* Exercise directions
Revise the entries starting at the line containing "Patent image size: (931, 1072)." and stopping after the line containing "The patient 600 is at (523, 86).", replacing "human subject" with "user" and keeping everything else unchanged.

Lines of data
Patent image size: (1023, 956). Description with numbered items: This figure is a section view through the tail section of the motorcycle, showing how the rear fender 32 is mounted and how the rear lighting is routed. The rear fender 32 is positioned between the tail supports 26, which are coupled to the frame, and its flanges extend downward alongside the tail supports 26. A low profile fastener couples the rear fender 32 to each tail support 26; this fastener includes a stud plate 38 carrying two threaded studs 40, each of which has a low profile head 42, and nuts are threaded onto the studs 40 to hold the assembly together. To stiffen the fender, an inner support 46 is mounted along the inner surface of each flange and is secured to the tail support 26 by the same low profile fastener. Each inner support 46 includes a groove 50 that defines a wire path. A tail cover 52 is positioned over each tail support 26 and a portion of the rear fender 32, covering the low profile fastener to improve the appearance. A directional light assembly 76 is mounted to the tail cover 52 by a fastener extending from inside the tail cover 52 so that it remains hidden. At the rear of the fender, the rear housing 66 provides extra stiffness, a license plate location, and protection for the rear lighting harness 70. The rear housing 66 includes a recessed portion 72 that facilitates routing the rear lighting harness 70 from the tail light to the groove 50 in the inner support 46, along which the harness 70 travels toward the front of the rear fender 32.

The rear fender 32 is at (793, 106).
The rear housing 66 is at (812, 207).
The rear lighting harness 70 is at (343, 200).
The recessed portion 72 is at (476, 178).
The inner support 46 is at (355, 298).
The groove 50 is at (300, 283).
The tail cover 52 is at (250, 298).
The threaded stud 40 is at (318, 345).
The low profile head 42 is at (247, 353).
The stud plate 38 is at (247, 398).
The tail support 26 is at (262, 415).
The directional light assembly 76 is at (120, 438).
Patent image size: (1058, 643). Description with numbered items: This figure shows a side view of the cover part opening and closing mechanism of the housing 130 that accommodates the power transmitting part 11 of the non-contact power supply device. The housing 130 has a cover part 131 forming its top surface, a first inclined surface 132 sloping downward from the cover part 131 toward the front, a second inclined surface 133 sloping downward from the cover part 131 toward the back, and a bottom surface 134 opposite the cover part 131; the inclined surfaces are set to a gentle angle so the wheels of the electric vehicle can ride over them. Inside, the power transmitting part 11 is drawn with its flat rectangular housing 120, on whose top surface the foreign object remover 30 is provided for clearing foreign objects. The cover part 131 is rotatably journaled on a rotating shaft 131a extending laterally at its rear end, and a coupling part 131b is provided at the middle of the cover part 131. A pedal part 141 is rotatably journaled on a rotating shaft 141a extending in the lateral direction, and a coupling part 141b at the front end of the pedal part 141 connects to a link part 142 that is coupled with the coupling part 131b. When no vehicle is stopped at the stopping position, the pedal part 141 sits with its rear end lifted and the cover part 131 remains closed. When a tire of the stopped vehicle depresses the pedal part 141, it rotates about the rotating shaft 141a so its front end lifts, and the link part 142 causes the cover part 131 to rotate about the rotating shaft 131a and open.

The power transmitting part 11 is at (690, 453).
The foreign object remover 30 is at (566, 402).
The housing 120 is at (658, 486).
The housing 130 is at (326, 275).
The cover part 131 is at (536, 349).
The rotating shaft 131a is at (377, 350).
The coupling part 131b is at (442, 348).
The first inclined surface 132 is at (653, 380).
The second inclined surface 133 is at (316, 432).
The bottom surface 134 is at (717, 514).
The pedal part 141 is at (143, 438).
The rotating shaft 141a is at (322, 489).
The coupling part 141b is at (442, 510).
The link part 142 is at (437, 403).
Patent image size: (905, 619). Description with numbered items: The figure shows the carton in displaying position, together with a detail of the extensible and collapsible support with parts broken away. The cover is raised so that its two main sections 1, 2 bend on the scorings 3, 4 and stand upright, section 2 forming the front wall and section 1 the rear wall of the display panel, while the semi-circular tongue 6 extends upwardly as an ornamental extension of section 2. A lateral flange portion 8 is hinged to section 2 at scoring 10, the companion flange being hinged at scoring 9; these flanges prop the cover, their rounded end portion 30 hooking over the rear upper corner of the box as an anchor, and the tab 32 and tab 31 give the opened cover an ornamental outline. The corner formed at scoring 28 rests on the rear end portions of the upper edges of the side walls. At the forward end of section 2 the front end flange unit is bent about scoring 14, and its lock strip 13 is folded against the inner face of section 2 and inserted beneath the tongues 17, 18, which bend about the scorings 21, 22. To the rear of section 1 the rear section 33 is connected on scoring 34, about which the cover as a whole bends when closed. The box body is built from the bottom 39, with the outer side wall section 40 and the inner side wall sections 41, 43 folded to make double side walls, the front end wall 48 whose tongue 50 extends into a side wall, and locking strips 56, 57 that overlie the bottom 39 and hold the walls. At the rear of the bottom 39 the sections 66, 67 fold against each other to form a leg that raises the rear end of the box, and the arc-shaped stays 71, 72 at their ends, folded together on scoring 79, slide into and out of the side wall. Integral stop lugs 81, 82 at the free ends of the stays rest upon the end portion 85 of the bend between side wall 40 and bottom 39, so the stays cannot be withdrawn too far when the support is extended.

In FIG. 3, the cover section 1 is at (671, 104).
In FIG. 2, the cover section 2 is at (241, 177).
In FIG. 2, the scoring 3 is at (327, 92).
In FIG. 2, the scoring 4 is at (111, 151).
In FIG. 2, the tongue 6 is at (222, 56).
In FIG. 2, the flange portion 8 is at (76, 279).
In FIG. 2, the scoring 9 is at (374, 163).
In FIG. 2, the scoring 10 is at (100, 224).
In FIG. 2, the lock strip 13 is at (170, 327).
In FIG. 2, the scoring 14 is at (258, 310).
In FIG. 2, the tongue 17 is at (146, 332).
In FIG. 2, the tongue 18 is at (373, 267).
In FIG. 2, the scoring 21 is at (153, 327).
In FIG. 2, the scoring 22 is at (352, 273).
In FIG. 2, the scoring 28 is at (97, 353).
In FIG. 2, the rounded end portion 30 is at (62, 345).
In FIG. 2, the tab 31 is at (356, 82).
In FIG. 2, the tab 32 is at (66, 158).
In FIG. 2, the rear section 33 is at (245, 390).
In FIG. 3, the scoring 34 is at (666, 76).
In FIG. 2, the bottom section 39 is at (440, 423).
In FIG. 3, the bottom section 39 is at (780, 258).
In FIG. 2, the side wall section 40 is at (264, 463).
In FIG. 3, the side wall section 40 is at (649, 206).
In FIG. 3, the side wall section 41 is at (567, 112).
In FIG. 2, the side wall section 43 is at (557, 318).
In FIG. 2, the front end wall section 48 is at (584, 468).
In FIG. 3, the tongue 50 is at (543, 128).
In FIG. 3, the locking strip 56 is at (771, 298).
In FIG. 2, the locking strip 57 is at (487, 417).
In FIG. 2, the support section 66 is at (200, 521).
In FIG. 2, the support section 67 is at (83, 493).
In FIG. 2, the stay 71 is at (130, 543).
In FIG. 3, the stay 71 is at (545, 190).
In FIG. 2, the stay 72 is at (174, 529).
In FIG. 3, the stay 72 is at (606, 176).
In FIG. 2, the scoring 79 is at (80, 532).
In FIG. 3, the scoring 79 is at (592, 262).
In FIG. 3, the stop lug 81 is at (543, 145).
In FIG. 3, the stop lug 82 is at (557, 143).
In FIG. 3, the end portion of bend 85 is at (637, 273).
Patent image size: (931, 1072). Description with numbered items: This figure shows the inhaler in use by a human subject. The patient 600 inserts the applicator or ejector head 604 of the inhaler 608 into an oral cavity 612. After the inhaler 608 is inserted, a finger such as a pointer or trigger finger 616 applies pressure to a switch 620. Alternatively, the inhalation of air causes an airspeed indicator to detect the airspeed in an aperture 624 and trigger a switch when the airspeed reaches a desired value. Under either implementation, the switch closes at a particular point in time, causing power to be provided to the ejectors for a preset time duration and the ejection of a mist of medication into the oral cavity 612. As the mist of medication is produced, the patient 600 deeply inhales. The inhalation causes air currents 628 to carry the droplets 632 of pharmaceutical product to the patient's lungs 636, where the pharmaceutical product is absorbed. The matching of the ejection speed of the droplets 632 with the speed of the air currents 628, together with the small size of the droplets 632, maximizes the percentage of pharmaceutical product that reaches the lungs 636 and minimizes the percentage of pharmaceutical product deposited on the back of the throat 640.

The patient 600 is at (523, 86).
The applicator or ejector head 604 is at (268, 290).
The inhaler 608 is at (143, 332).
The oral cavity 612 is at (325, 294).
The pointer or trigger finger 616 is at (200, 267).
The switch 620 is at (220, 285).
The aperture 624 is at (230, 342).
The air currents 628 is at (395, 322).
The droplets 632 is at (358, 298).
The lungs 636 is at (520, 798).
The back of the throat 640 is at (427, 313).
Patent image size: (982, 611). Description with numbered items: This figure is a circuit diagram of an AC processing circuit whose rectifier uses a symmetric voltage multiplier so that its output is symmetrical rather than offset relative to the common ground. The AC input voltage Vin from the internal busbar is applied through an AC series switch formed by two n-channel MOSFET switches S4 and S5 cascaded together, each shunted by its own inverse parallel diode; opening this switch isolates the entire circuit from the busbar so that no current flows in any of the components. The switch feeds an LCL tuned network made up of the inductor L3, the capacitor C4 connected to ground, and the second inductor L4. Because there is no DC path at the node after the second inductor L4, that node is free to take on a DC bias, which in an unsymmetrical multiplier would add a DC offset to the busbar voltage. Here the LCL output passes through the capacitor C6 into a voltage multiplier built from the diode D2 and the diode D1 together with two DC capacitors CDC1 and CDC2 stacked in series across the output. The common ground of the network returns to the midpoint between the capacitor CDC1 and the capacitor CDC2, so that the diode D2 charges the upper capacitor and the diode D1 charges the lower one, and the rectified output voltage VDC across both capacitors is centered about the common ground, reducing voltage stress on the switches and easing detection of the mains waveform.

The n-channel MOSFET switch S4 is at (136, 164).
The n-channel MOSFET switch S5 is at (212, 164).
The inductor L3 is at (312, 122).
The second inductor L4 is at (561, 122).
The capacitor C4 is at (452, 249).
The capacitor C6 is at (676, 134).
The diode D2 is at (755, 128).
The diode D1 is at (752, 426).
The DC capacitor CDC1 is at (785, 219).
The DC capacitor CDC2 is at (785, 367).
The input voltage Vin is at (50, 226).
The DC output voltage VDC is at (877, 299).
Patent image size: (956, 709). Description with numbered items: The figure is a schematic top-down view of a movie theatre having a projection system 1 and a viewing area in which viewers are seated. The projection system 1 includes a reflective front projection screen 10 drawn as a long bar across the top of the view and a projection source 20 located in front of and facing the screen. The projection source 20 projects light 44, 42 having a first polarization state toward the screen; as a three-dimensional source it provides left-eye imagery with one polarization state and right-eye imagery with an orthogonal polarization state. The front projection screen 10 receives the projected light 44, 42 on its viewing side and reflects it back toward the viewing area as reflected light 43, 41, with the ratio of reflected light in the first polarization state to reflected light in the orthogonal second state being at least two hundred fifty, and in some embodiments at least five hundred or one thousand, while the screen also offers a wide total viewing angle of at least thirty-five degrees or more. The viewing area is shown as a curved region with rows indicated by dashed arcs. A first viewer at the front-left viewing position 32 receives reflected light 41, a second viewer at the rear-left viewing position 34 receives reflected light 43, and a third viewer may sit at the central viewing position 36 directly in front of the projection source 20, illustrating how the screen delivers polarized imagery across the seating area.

* Answer to this task
Patent image size: (931, 1072). Description with numbered items: This figure shows the inhaler in use by a user. The patient 600 inserts the applicator or ejector head 604 of the inhaler 608 into an oral cavity 612. After the inhaler 608 is inserted, a finger such as a pointer or trigger finger 616 applies pressure to a switch 620. Alternatively, the inhalation of air causes an airspeed indicator to detect the airspeed in an aperture 624 and trigger a switch when the airspeed reaches a desired value. Under either implementation, the switch closes at a particular point in time, causing power to be provided to the ejectors for a preset time duration and the ejection of a mist of medication into the oral cavity 612. As the mist of medication is produced, the patient 600 deeply inhales. The inhalation causes air currents 628 to carry the droplets 632 of pharmaceutical product to the patient's lungs 636, where the pharmaceutical product is absorbed. The matching of the ejection speed of the droplets 632 with the speed of the air currents 628, together with the small size of the droplets 632, maximizes the percentage of pharmaceutical product that reaches the lungs 636 and minimizes the percentage of pharmaceutical product deposited on the back of the throat 640.

The patient 600 is at (523, 86).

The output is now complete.